[WORK INSTRUCTIONS]:
Repeat the material below exactly, with no pictures.

[RECORDS TO PROCESS]:
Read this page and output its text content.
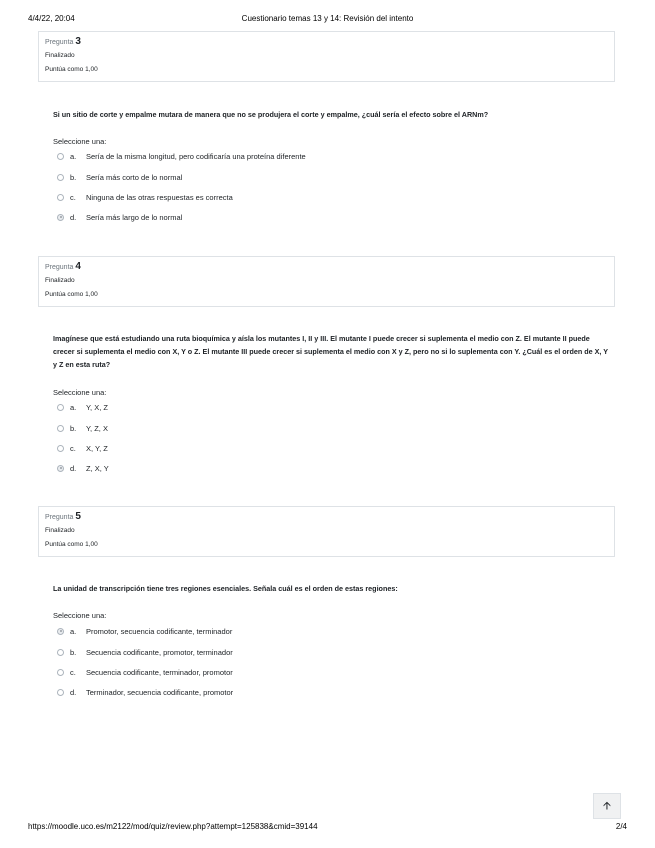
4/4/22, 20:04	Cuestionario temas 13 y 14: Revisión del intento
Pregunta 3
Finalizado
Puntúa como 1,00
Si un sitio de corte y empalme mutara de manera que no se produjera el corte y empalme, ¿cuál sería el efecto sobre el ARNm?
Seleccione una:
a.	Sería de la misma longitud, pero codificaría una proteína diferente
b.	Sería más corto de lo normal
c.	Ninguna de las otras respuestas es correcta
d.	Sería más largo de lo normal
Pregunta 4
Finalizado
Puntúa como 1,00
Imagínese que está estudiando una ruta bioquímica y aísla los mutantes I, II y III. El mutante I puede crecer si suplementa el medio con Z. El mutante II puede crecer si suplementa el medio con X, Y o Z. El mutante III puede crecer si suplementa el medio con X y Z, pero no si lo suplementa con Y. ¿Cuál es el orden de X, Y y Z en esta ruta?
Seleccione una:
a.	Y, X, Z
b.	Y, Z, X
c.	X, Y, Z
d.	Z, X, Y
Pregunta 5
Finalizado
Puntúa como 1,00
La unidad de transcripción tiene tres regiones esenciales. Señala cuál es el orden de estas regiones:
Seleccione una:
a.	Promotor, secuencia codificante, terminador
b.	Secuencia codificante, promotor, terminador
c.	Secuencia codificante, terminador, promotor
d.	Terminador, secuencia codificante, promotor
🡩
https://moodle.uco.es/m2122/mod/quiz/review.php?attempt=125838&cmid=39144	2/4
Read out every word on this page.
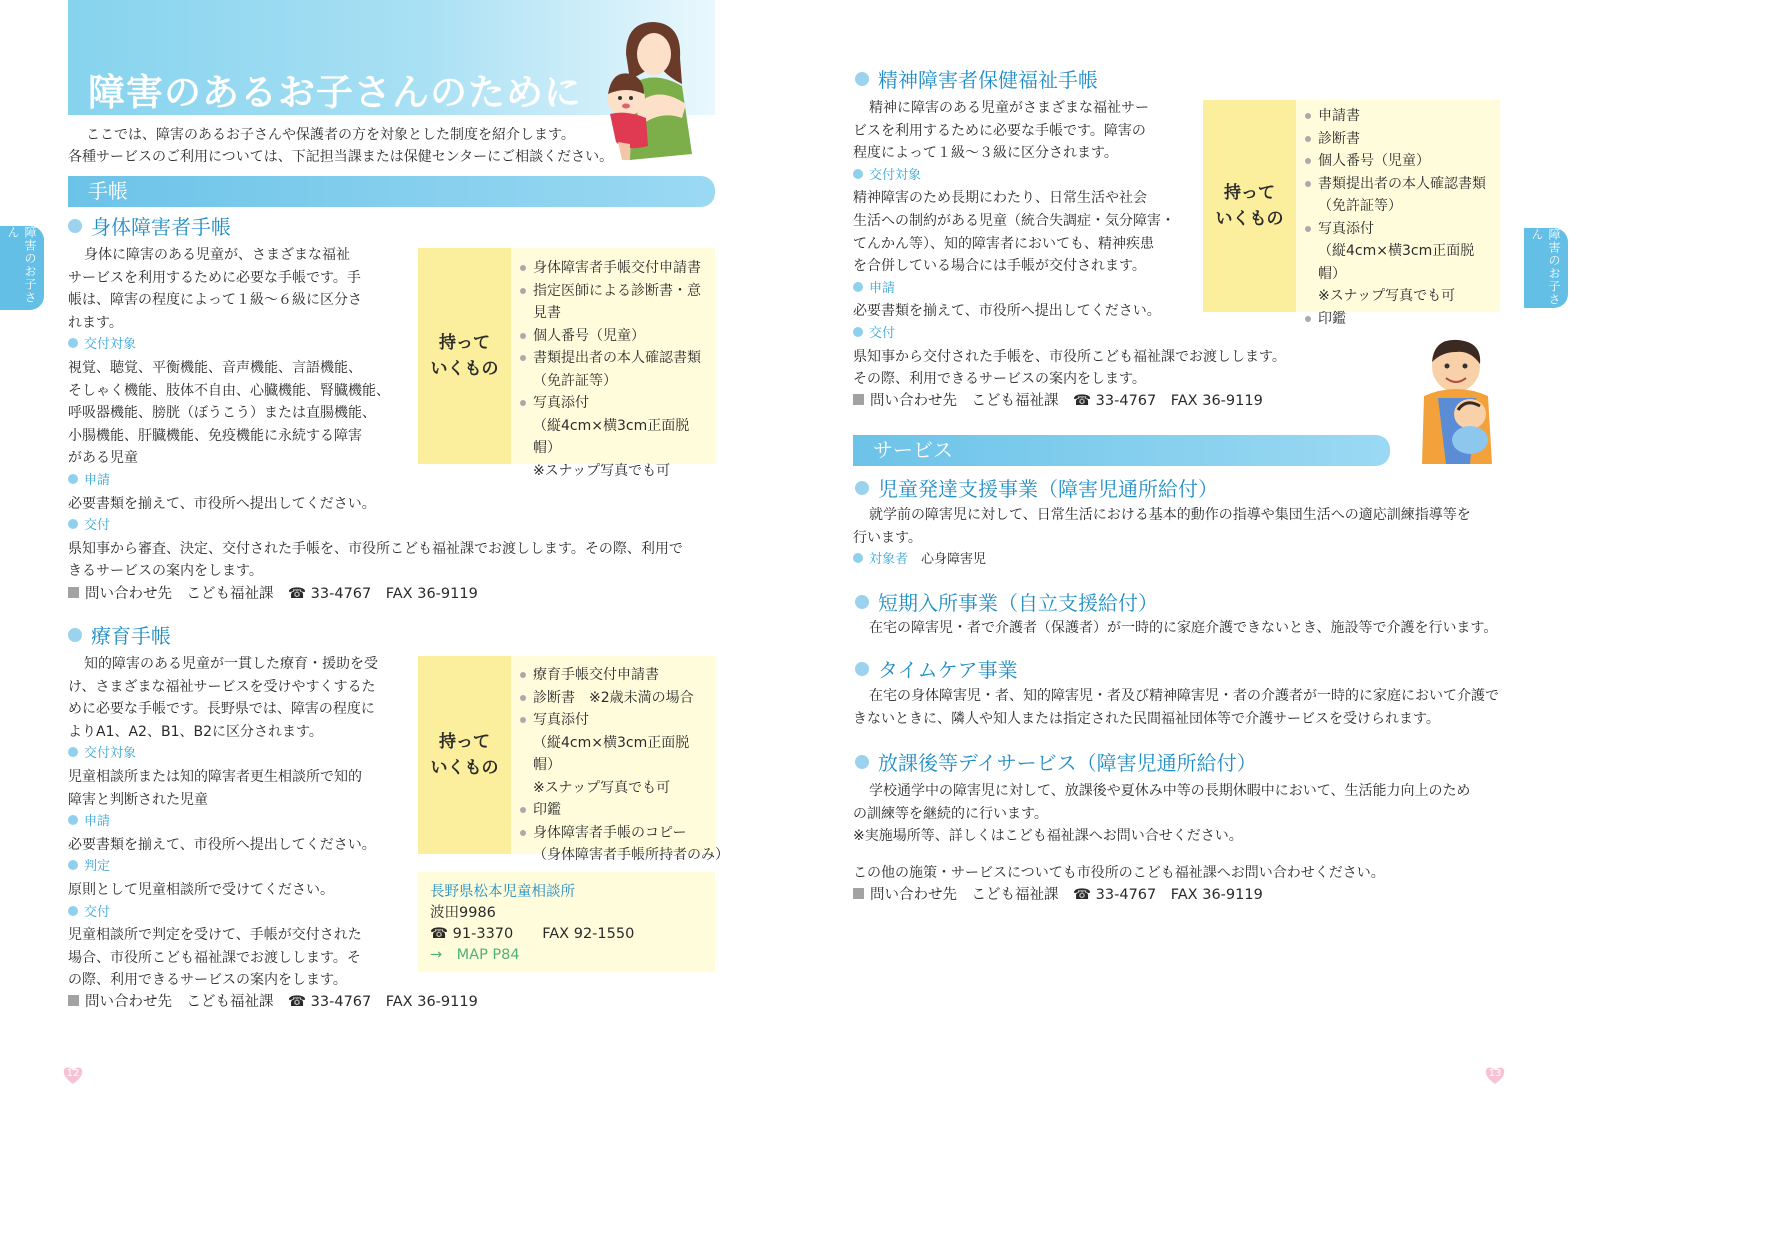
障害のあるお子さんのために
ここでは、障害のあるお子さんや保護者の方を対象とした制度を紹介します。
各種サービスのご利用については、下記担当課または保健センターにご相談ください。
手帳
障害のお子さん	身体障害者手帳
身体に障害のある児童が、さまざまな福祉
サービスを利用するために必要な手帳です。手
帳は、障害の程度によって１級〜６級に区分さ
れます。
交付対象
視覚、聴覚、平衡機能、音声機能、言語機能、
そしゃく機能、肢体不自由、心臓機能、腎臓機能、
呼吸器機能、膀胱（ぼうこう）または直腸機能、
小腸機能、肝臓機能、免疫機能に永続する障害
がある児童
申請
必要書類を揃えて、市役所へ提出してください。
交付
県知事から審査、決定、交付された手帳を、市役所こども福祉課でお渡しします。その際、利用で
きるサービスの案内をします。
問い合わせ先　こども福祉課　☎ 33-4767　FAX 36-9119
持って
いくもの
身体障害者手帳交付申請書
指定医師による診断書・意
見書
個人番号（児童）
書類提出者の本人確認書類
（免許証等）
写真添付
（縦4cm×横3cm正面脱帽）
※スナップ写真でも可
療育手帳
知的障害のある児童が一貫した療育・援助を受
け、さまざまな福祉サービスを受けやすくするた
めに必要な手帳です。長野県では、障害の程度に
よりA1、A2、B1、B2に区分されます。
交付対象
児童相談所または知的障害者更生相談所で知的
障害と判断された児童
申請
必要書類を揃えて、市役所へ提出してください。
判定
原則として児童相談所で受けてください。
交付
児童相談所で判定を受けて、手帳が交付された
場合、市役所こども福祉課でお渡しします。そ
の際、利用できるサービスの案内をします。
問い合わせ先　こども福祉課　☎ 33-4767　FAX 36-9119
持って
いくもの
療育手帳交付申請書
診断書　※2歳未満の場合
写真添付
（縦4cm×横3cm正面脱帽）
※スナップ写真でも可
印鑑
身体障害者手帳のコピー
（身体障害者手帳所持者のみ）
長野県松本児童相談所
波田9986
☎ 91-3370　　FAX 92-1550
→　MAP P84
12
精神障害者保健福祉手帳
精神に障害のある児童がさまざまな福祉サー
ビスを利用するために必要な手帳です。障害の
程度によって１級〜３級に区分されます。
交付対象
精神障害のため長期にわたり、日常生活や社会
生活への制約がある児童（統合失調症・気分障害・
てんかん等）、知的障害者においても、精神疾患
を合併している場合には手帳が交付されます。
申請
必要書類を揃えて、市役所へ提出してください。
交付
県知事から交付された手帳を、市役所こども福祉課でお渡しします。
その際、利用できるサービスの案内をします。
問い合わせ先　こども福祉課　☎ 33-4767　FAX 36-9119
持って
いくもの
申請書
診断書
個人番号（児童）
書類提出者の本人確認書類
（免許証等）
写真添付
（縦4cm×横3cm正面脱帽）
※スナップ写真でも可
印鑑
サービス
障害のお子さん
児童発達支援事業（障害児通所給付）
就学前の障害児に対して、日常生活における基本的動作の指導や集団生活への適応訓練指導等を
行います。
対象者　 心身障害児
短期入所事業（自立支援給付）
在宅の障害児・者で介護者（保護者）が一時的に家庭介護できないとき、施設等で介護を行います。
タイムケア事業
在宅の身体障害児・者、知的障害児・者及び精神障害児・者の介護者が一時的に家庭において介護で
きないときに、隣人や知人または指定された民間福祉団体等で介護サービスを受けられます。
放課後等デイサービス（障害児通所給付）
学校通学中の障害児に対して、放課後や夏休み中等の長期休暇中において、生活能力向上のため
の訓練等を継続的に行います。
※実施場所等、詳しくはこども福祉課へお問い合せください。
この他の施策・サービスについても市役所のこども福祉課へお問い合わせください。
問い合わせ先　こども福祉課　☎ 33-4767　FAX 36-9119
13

[FINISHED TASK]:
Read this page and output its text content.
4/4/22, 20:04	Cuestionario temas 13 y 14: Revisión del intento
Pregunta 3
Finalizado
Puntúa como 1,00
Si un sitio de corte y empalme mutara de manera que no se produjera el corte y empalme, ¿cuál sería el efecto sobre el ARNm?
Seleccione una:
a.	Sería de la misma longitud, pero codificaría una proteína diferente
b.	Sería más corto de lo normal
c.	Ninguna de las otras respuestas es correcta
d.	Sería más largo de lo normal
Pregunta 4
Finalizado
Puntúa como 1,00
Imagínese que está estudiando una ruta bioquímica y aísla los mutantes I, II y III. El mutante I puede crecer si suplementa el medio con Z. El mutante II puede crecer si suplementa el medio con X, Y o Z. El mutante III puede crecer si suplementa el medio con X y Z, pero no si lo suplementa con Y. ¿Cuál es el orden de X, Y y Z en esta ruta?
Seleccione una:
a.	Y, X, Z
b.	Y, Z, X
c.	X, Y, Z
d.	Z, X, Y
Pregunta 5
Finalizado
Puntúa como 1,00
La unidad de transcripción tiene tres regiones esenciales. Señala cuál es el orden de estas regiones:
Seleccione una:
a.	Promotor, secuencia codificante, terminador
b.	Secuencia codificante, promotor, terminador
c.	Secuencia codificante, terminador, promotor
d.	Terminador, secuencia codificante, promotor
🡩
https://moodle.uco.es/m2122/mod/quiz/review.php?attempt=125838&cmid=39144	2/4
Read out every word on this page.
障害のあるお子さんのために
ここでは、障害のあるお子さんや保護者の方を対象とした制度を紹介します。
各種サービスのご利用については、下記担当課または保健センターにご相談ください。
手帳
障害のお子さん	身体障害者手帳
身体に障害のある児童が、さまざまな福祉
サービスを利用するために必要な手帳です。手
帳は、障害の程度によって１級〜６級に区分さ
れます。
交付対象
視覚、聴覚、平衡機能、音声機能、言語機能、
そしゃく機能、肢体不自由、心臓機能、腎臓機能、
呼吸器機能、膀胱（ぼうこう）または直腸機能、
小腸機能、肝臓機能、免疫機能に永続する障害
がある児童
申請
必要書類を揃えて、市役所へ提出してください。
交付
県知事から審査、決定、交付された手帳を、市役所こども福祉課でお渡しします。その際、利用で
きるサービスの案内をします。
問い合わせ先　こども福祉課　☎ 33-4767　FAX 36-9119
持って
いくもの
身体障害者手帳交付申請書
指定医師による診断書・意
見書
個人番号（児童）
書類提出者の本人確認書類
（免許証等）
写真添付
（縦4cm×横3cm正面脱帽）
※スナップ写真でも可
療育手帳
知的障害のある児童が一貫した療育・援助を受
け、さまざまな福祉サービスを受けやすくするた
めに必要な手帳です。長野県では、障害の程度に
よりA1、A2、B1、B2に区分されます。
交付対象
児童相談所または知的障害者更生相談所で知的
障害と判断された児童
申請
必要書類を揃えて、市役所へ提出してください。
判定
原則として児童相談所で受けてください。
交付
児童相談所で判定を受けて、手帳が交付された
場合、市役所こども福祉課でお渡しします。そ
の際、利用できるサービスの案内をします。
問い合わせ先　こども福祉課　☎ 33-4767　FAX 36-9119
持って
いくもの
療育手帳交付申請書
診断書　※2歳未満の場合
写真添付
（縦4cm×横3cm正面脱帽）
※スナップ写真でも可
印鑑
身体障害者手帳のコピー
（身体障害者手帳所持者のみ）
長野県松本児童相談所
波田9986
☎ 91-3370　　FAX 92-1550
→　MAP P84
12
精神障害者保健福祉手帳
精神に障害のある児童がさまざまな福祉サー
ビスを利用するために必要な手帳です。障害の
程度によって１級〜３級に区分されます。
交付対象
精神障害のため長期にわたり、日常生活や社会
生活への制約がある児童（統合失調症・気分障害・
てんかん等）、知的障害者においても、精神疾患
を合併している場合には手帳が交付されます。
申請
必要書類を揃えて、市役所へ提出してください。
交付
県知事から交付された手帳を、市役所こども福祉課でお渡しします。
その際、利用できるサービスの案内をします。
問い合わせ先　こども福祉課　☎ 33-4767　FAX 36-9119
持って
いくもの
申請書
診断書
個人番号（児童）
書類提出者の本人確認書類
（免許証等）
写真添付
（縦4cm×横3cm正面脱帽）
※スナップ写真でも可
印鑑
サービス
障害のお子さん
児童発達支援事業（障害児通所給付）
就学前の障害児に対して、日常生活における基本的動作の指導や集団生活への適応訓練指導等を
行います。
対象者　 心身障害児
短期入所事業（自立支援給付）
在宅の障害児・者で介護者（保護者）が一時的に家庭介護できないとき、施設等で介護を行います。
タイムケア事業
在宅の身体障害児・者、知的障害児・者及び精神障害児・者の介護者が一時的に家庭において介護で
きないときに、隣人や知人または指定された民間福祉団体等で介護サービスを受けられます。
放課後等デイサービス（障害児通所給付）
学校通学中の障害児に対して、放課後や夏休み中等の長期休暇中において、生活能力向上のため
の訓練等を継続的に行います。
※実施場所等、詳しくはこども福祉課へお問い合せください。
この他の施策・サービスについても市役所のこども福祉課へお問い合わせください。
問い合わせ先　こども福祉課　☎ 33-4767　FAX 36-9119
13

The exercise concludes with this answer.